Saved data entries:

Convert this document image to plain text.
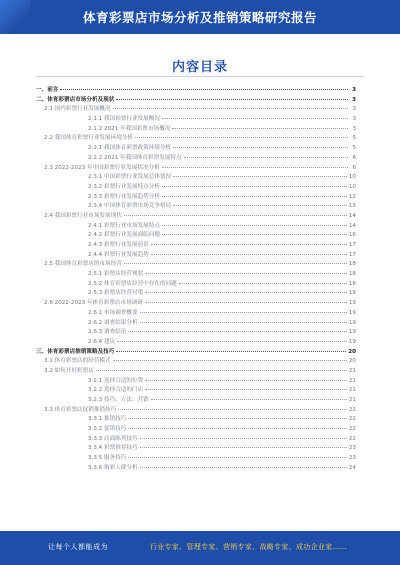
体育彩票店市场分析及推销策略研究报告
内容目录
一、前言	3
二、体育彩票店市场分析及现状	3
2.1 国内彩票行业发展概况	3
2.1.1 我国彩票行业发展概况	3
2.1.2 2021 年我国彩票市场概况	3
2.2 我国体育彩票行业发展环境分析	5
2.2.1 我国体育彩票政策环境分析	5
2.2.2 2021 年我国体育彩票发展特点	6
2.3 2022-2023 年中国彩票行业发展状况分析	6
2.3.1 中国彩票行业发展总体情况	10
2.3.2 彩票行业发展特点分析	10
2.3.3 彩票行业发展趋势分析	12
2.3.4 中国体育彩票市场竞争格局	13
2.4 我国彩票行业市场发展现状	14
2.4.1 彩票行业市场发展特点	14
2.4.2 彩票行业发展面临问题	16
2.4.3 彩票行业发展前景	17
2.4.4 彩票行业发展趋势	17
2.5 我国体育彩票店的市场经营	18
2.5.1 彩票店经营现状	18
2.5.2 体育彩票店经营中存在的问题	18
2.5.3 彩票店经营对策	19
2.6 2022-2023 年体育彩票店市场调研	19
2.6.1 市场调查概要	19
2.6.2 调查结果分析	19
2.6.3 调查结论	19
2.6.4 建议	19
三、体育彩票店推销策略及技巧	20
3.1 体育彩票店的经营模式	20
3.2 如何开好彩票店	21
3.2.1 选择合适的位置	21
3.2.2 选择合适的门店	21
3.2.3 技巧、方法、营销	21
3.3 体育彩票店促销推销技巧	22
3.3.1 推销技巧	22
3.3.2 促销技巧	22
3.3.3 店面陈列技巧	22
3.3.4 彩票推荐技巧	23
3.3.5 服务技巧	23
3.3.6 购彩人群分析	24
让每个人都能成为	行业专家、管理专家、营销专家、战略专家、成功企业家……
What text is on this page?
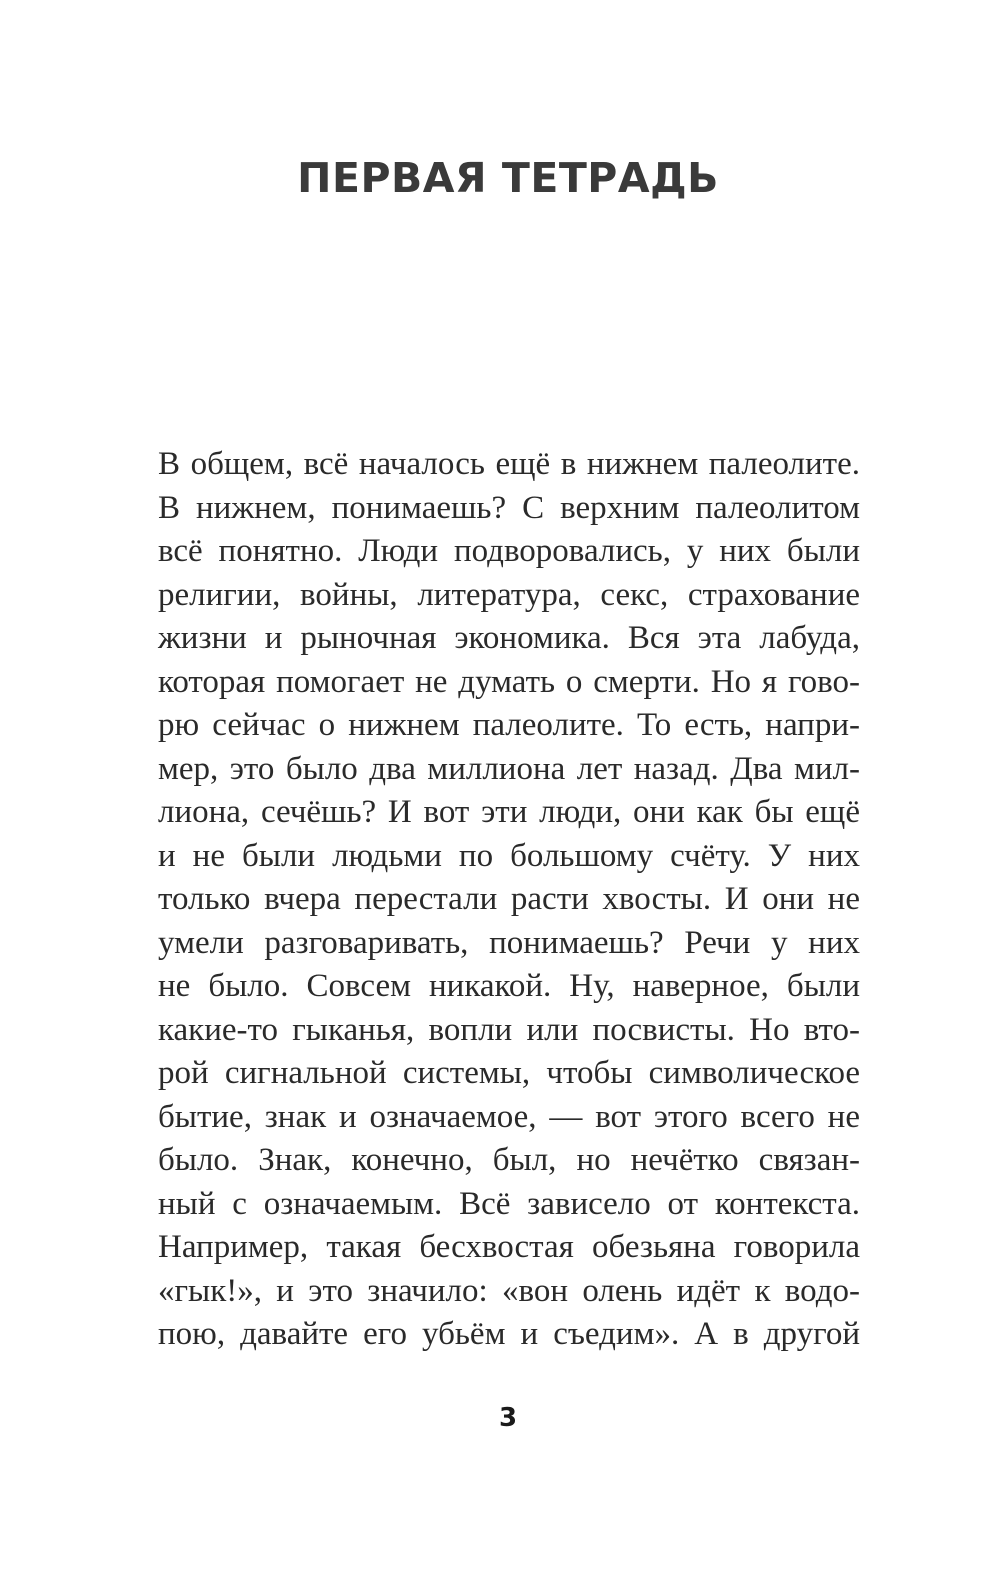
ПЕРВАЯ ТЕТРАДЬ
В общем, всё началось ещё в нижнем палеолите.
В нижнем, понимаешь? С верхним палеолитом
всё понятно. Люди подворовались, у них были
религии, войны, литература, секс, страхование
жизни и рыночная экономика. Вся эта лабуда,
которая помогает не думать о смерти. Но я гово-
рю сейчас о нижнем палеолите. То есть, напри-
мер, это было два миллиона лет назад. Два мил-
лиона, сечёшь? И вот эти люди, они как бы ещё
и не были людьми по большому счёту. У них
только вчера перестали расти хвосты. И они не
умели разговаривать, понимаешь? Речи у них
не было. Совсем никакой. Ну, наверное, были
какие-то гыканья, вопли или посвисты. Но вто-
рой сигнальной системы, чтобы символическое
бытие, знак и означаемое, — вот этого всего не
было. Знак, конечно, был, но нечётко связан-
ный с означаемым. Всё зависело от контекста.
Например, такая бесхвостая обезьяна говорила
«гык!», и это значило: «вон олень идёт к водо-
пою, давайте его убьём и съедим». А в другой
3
...
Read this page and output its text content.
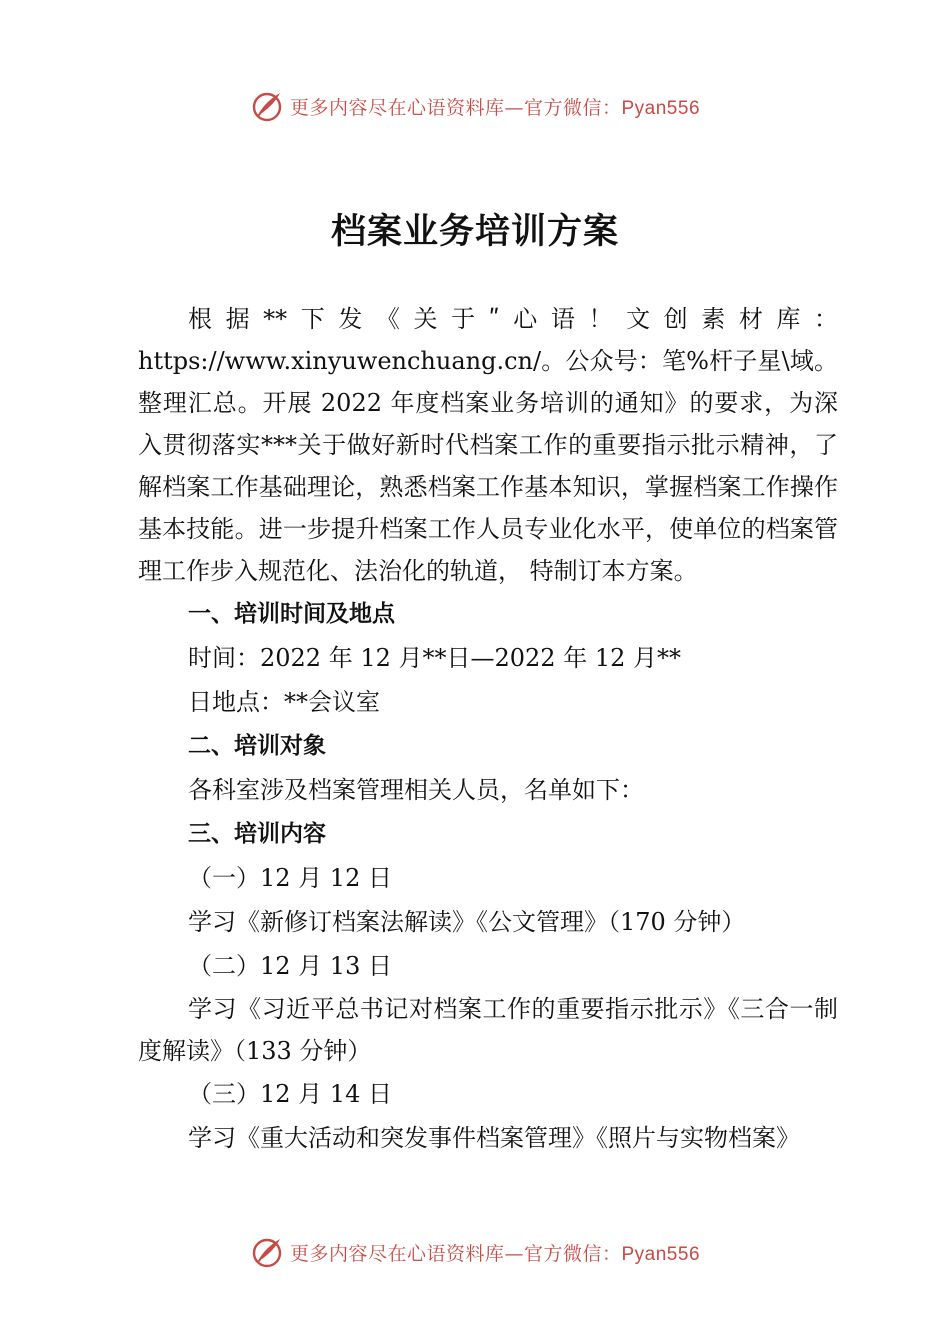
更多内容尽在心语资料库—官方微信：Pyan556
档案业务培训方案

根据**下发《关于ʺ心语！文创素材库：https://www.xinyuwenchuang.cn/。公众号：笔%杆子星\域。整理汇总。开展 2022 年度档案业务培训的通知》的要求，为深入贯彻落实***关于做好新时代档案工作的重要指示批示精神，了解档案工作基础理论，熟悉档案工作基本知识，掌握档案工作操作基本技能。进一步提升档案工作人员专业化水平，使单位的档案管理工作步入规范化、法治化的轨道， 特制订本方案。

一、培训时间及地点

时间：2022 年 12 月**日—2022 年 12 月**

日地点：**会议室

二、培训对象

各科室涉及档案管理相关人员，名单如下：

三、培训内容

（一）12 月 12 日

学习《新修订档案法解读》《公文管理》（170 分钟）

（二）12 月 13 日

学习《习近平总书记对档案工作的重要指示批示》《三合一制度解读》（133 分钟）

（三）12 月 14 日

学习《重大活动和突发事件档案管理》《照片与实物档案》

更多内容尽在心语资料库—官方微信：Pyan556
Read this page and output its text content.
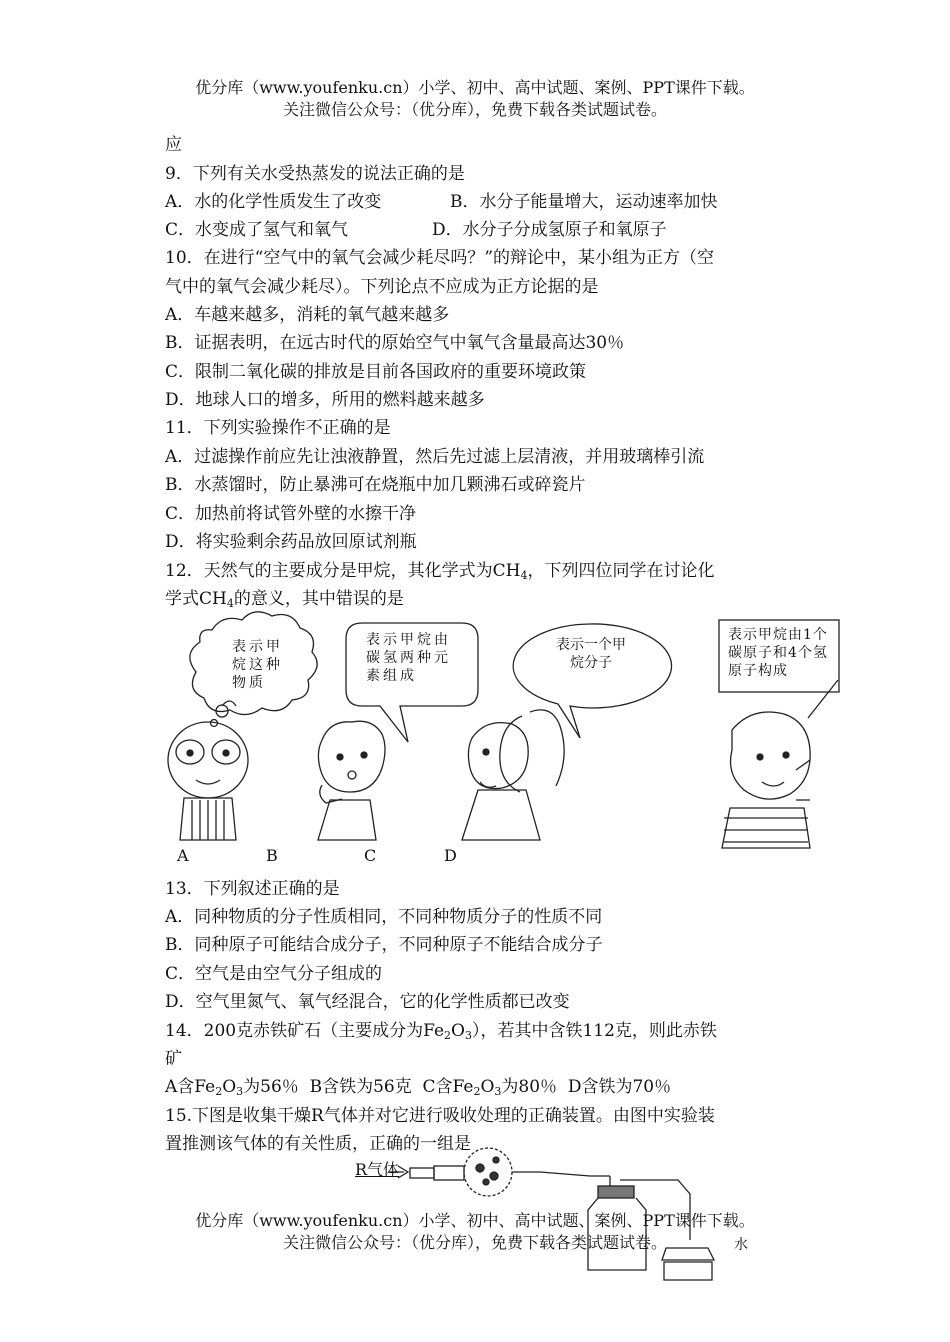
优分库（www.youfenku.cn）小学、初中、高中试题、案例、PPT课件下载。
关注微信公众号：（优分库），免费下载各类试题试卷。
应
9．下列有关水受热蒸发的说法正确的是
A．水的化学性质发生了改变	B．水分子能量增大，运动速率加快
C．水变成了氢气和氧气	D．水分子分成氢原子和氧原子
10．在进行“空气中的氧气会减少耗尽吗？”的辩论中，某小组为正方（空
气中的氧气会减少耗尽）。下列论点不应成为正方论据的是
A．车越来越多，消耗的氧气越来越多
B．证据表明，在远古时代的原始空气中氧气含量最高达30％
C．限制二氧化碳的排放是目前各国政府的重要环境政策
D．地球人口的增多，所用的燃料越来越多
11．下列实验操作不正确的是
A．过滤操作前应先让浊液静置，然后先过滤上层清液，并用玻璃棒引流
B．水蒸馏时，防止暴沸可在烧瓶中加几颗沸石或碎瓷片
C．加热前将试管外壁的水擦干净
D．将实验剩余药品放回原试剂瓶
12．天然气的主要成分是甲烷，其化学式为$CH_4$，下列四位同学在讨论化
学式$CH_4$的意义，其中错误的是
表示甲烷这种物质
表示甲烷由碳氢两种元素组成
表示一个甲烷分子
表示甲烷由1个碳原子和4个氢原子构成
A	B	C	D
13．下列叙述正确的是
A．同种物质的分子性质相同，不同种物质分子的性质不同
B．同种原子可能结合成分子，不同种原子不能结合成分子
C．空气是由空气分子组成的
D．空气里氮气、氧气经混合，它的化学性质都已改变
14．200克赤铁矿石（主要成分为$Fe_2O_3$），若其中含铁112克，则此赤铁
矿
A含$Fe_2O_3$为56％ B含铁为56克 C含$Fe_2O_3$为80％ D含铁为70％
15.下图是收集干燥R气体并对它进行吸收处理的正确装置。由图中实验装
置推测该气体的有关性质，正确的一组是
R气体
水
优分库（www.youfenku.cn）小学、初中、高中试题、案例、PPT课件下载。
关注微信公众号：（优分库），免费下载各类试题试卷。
==
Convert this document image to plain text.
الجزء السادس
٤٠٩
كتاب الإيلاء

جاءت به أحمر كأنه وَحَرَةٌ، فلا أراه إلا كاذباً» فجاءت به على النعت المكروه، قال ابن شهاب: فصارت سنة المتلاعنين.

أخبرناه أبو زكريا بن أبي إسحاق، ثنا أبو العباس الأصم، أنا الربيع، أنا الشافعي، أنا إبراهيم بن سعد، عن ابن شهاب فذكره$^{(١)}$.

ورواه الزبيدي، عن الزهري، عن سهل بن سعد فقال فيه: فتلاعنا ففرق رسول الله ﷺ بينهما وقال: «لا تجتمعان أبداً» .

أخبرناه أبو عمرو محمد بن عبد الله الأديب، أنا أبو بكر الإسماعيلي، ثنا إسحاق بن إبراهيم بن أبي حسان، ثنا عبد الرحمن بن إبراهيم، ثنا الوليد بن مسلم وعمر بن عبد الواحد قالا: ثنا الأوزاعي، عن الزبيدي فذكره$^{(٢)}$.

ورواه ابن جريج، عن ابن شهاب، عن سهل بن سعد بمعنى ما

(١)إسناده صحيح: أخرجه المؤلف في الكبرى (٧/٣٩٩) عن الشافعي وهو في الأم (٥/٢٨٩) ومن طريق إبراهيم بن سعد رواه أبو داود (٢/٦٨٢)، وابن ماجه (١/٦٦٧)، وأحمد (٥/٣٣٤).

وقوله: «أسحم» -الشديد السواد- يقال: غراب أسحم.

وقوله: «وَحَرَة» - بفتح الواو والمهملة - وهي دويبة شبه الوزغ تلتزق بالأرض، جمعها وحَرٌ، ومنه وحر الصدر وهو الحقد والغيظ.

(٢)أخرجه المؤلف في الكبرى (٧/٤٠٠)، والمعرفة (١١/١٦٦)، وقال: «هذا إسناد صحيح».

=== INSTRUCTION ===
Gather and return every line that holds the string "إسحاق".

=== PROBLEM SOLUTION ===
أخبرناه أبو زكريا بن أبي إسحاق، ثنا أبو العباس الأصم، أنا الربيع، أنا الشافعي، أنا إبراهيم بن سعد، عن ابن شهاب فذكره$^{(١)}$.
أخبرناه أبو عمرو محمد بن عبد الله الأديب، أنا أبو بكر الإسماعيلي، ثنا إسحاق بن إبراهيم بن أبي حسان، ثنا عبد الرحمن بن إبراهيم، ثنا الوليد بن مسلم وعمر بن عبد الواحد قالا: ثنا الأوزاعي، عن الزبيدي فذكره$^{(٢)}$.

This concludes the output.